* start *

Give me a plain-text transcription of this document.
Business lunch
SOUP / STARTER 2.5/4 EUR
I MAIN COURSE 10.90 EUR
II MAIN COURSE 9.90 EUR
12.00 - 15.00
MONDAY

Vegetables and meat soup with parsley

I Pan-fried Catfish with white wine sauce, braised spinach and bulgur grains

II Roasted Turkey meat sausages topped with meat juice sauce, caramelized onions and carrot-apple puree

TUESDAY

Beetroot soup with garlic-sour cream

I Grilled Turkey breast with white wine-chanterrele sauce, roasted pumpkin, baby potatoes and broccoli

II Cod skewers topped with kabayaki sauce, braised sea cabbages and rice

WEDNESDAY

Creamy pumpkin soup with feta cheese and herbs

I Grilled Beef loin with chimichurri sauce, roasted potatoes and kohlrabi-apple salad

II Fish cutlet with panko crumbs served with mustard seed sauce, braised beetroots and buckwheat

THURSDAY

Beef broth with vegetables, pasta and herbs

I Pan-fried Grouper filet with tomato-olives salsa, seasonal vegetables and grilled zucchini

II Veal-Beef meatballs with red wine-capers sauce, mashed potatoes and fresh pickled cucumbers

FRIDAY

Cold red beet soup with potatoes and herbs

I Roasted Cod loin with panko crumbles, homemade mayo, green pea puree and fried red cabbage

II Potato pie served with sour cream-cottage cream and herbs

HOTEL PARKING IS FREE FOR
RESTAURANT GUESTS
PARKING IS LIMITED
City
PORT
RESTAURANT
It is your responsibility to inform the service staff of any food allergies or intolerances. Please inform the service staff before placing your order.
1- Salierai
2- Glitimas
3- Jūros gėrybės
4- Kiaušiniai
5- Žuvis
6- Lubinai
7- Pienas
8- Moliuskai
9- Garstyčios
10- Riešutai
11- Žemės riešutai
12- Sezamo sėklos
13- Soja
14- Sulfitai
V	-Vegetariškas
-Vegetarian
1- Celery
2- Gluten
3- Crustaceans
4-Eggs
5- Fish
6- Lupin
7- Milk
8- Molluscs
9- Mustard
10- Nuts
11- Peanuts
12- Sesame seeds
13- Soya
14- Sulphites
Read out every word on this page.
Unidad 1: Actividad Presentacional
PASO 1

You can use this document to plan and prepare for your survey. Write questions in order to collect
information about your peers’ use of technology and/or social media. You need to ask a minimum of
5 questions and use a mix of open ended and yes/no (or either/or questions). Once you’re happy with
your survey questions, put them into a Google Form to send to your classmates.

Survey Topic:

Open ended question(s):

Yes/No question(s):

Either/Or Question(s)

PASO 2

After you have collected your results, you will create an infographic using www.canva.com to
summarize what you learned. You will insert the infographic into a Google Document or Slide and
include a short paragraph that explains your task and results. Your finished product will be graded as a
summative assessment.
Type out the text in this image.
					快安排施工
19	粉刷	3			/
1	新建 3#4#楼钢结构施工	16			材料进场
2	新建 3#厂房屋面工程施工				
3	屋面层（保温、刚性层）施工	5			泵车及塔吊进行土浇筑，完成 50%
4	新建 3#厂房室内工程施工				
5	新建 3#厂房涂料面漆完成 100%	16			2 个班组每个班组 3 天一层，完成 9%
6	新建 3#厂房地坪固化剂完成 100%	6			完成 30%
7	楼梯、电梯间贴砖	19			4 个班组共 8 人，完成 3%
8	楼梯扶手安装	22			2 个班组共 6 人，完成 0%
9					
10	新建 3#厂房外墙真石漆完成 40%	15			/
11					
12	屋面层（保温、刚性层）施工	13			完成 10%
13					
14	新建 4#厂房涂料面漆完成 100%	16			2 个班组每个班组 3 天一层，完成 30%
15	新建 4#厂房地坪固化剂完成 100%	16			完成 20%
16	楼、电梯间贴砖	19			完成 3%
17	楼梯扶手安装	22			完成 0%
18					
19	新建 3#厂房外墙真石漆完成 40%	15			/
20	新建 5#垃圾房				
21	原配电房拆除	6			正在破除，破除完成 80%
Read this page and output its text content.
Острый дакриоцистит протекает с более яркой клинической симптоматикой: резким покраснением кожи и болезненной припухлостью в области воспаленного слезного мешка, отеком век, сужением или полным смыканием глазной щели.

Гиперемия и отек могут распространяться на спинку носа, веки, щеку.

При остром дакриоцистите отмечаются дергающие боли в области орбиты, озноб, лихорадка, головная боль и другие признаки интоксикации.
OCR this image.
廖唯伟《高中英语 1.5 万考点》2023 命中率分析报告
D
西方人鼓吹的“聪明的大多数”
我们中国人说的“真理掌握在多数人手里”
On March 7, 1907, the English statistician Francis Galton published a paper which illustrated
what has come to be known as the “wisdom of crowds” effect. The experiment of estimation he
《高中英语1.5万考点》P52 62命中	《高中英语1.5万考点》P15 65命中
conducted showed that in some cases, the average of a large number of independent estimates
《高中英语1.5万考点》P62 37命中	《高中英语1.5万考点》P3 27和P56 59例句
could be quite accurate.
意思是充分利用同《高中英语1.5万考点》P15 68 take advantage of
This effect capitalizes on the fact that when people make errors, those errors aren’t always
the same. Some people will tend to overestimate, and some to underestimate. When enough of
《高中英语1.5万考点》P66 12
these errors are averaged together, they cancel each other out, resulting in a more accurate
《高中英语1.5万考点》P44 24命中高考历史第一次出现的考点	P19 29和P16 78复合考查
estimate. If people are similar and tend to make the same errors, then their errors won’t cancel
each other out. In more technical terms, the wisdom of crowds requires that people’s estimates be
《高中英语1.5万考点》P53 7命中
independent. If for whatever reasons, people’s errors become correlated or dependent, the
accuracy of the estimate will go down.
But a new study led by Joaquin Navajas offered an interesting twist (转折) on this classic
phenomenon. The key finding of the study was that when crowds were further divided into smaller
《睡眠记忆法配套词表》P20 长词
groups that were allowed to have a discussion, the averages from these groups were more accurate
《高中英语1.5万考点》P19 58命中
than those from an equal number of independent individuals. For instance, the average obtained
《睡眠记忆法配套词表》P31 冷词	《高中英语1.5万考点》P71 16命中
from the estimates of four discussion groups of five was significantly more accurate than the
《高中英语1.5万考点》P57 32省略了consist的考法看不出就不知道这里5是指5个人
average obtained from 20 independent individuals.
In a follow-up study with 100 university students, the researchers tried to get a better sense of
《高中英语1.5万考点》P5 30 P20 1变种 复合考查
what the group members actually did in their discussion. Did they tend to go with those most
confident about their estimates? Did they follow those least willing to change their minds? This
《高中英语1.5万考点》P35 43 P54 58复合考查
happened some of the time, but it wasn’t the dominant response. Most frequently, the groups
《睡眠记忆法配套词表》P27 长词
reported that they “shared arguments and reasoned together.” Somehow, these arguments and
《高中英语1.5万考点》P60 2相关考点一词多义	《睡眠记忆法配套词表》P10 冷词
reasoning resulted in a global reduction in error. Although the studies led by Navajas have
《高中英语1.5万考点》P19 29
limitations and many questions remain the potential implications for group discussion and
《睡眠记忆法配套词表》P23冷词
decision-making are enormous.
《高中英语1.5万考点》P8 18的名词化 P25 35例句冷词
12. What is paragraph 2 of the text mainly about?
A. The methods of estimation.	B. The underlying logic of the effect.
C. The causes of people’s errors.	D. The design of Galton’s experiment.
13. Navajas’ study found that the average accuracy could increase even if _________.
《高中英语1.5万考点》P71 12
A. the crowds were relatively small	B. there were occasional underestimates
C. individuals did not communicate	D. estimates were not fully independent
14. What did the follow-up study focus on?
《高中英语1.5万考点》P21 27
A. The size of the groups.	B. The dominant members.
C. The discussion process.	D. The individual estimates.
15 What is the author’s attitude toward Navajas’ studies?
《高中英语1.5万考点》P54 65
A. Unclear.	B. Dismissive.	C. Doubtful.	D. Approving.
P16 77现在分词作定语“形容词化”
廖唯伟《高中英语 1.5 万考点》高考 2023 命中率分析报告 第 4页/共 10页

* end *

● **REQUIRED TASK**:
Give the records above again, word for word.

● **RESULT FOR THIS TASK**:
Give me a plain-text transcription of this document.
Business lunch
SOUP / STARTER 2.5/4 EUR
I MAIN COURSE 10.90 EUR
II MAIN COURSE 9.90 EUR
12.00 - 15.00
MONDAY

Vegetables and meat soup with parsley

I Pan-fried Catfish with white wine sauce, braised spinach and bulgur grains

II Roasted Turkey meat sausages topped with meat juice sauce, caramelized onions and carrot-apple puree

TUESDAY

Beetroot soup with garlic-sour cream

I Grilled Turkey breast with white wine-chanterrele sauce, roasted pumpkin, baby potatoes and broccoli

II Cod skewers topped with kabayaki sauce, braised sea cabbages and rice

WEDNESDAY

Creamy pumpkin soup with feta cheese and herbs

I Grilled Beef loin with chimichurri sauce, roasted potatoes and kohlrabi-apple salad

II Fish cutlet with panko crumbs served with mustard seed sauce, braised beetroots and buckwheat

THURSDAY

Beef broth with vegetables, pasta and herbs

I Pan-fried Grouper filet with tomato-olives salsa, seasonal vegetables and grilled zucchini

II Veal-Beef meatballs with red wine-capers sauce, mashed potatoes and fresh pickled cucumbers

FRIDAY

Cold red beet soup with potatoes and herbs

I Roasted Cod loin with panko crumbles, homemade mayo, green pea puree and fried red cabbage

II Potato pie served with sour cream-cottage cream and herbs

HOTEL PARKING IS FREE FOR
RESTAURANT GUESTS
PARKING IS LIMITED
City
PORT
RESTAURANT
It is your responsibility to inform the service staff of any food allergies or intolerances. Please inform the service staff before placing your order.
1- Salierai
2- Glitimas
3- Jūros gėrybės
4- Kiaušiniai
5- Žuvis
6- Lubinai
7- Pienas
8- Moliuskai
9- Garstyčios
10- Riešutai
11- Žemės riešutai
12- Sezamo sėklos
13- Soja
14- Sulfitai
V	-Vegetariškas
-Vegetarian
1- Celery
2- Gluten
3- Crustaceans
4-Eggs
5- Fish
6- Lupin
7- Milk
8- Molluscs
9- Mustard
10- Nuts
11- Peanuts
12- Sesame seeds
13- Soya
14- Sulphites
Read out every word on this page.
Unidad 1: Actividad Presentacional
PASO 1

You can use this document to plan and prepare for your survey. Write questions in order to collect
information about your peers’ use of technology and/or social media. You need to ask a minimum of
5 questions and use a mix of open ended and yes/no (or either/or questions). Once you’re happy with
your survey questions, put them into a Google Form to send to your classmates.

Survey Topic:

Open ended question(s):

Yes/No question(s):

Either/Or Question(s)

PASO 2

After you have collected your results, you will create an infographic using www.canva.com to
summarize what you learned. You will insert the infographic into a Google Document or Slide and
include a short paragraph that explains your task and results. Your finished product will be graded as a
summative assessment.
Type out the text in this image.
					快安排施工
19	粉刷	3			/
1	新建 3#4#楼钢结构施工	16			材料进场
2	新建 3#厂房屋面工程施工				
3	屋面层（保温、刚性层）施工	5			泵车及塔吊进行土浇筑，完成 50%
4	新建 3#厂房室内工程施工				
5	新建 3#厂房涂料面漆完成 100%	16			2 个班组每个班组 3 天一层，完成 9%
6	新建 3#厂房地坪固化剂完成 100%	6			完成 30%
7	楼梯、电梯间贴砖	19			4 个班组共 8 人，完成 3%
8	楼梯扶手安装	22			2 个班组共 6 人，完成 0%
9					
10	新建 3#厂房外墙真石漆完成 40%	15			/
11					
12	屋面层（保温、刚性层）施工	13			完成 10%
13					
14	新建 4#厂房涂料面漆完成 100%	16			2 个班组每个班组 3 天一层，完成 30%
15	新建 4#厂房地坪固化剂完成 100%	16			完成 20%
16	楼、电梯间贴砖	19			完成 3%
17	楼梯扶手安装	22			完成 0%
18					
19	新建 3#厂房外墙真石漆完成 40%	15			/
20	新建 5#垃圾房				
21	原配电房拆除	6			正在破除，破除完成 80%
Read this page and output its text content.
Острый дакриоцистит протекает с более яркой клинической симптоматикой: резким покраснением кожи и болезненной припухлостью в области воспаленного слезного мешка, отеком век, сужением или полным смыканием глазной щели.

Гиперемия и отек могут распространяться на спинку носа, веки, щеку.

При остром дакриоцистите отмечаются дергающие боли в области орбиты, озноб, лихорадка, головная боль и другие признаки интоксикации.
OCR this image.
廖唯伟《高中英语 1.5 万考点》2023 命中率分析报告
D
西方人鼓吹的“聪明的大多数”
我们中国人说的“真理掌握在多数人手里”
On March 7, 1907, the English statistician Francis Galton published a paper which illustrated
what has come to be known as the “wisdom of crowds” effect. The experiment of estimation he
《高中英语1.5万考点》P52 62命中	《高中英语1.5万考点》P15 65命中
conducted showed that in some cases, the average of a large number of independent estimates
《高中英语1.5万考点》P62 37命中	《高中英语1.5万考点》P3 27和P56 59例句
could be quite accurate.
意思是充分利用同《高中英语1.5万考点》P15 68 take advantage of
This effect capitalizes on the fact that when people make errors, those errors aren’t always
the same. Some people will tend to overestimate, and some to underestimate. When enough of
《高中英语1.5万考点》P66 12
these errors are averaged together, they cancel each other out, resulting in a more accurate
《高中英语1.5万考点》P44 24命中高考历史第一次出现的考点	P19 29和P16 78复合考查
estimate. If people are similar and tend to make the same errors, then their errors won’t cancel
each other out. In more technical terms, the wisdom of crowds requires that people’s estimates be
《高中英语1.5万考点》P53 7命中
independent. If for whatever reasons, people’s errors become correlated or dependent, the
accuracy of the estimate will go down.
But a new study led by Joaquin Navajas offered an interesting twist (转折) on this classic
phenomenon. The key finding of the study was that when crowds were further divided into smaller
《睡眠记忆法配套词表》P20 长词
groups that were allowed to have a discussion, the averages from these groups were more accurate
《高中英语1.5万考点》P19 58命中
than those from an equal number of independent individuals. For instance, the average obtained
《睡眠记忆法配套词表》P31 冷词	《高中英语1.5万考点》P71 16命中
from the estimates of four discussion groups of five was significantly more accurate than the
《高中英语1.5万考点》P57 32省略了consist的考法看不出就不知道这里5是指5个人
average obtained from 20 independent individuals.
In a follow-up study with 100 university students, the researchers tried to get a better sense of
《高中英语1.5万考点》P5 30 P20 1变种 复合考查
what the group members actually did in their discussion. Did they tend to go with those most
confident about their estimates? Did they follow those least willing to change their minds? This
《高中英语1.5万考点》P35 43 P54 58复合考查
happened some of the time, but it wasn’t the dominant response. Most frequently, the groups
《睡眠记忆法配套词表》P27 长词
reported that they “shared arguments and reasoned together.” Somehow, these arguments and
《高中英语1.5万考点》P60 2相关考点一词多义	《睡眠记忆法配套词表》P10 冷词
reasoning resulted in a global reduction in error. Although the studies led by Navajas have
《高中英语1.5万考点》P19 29
limitations and many questions remain the potential implications for group discussion and
《睡眠记忆法配套词表》P23冷词
decision-making are enormous.
《高中英语1.5万考点》P8 18的名词化 P25 35例句冷词
12. What is paragraph 2 of the text mainly about?
A. The methods of estimation.	B. The underlying logic of the effect.
C. The causes of people’s errors.	D. The design of Galton’s experiment.
13. Navajas’ study found that the average accuracy could increase even if _________.
《高中英语1.5万考点》P71 12
A. the crowds were relatively small	B. there were occasional underestimates
C. individuals did not communicate	D. estimates were not fully independent
14. What did the follow-up study focus on?
《高中英语1.5万考点》P21 27
A. The size of the groups.	B. The dominant members.
C. The discussion process.	D. The individual estimates.
15 What is the author’s attitude toward Navajas’ studies?
《高中英语1.5万考点》P54 65
A. Unclear.	B. Dismissive.	C. Doubtful.	D. Approving.
P16 77现在分词作定语“形容词化”
廖唯伟《高中英语 1.5 万考点》高考 2023 命中率分析报告 第 4页/共 10页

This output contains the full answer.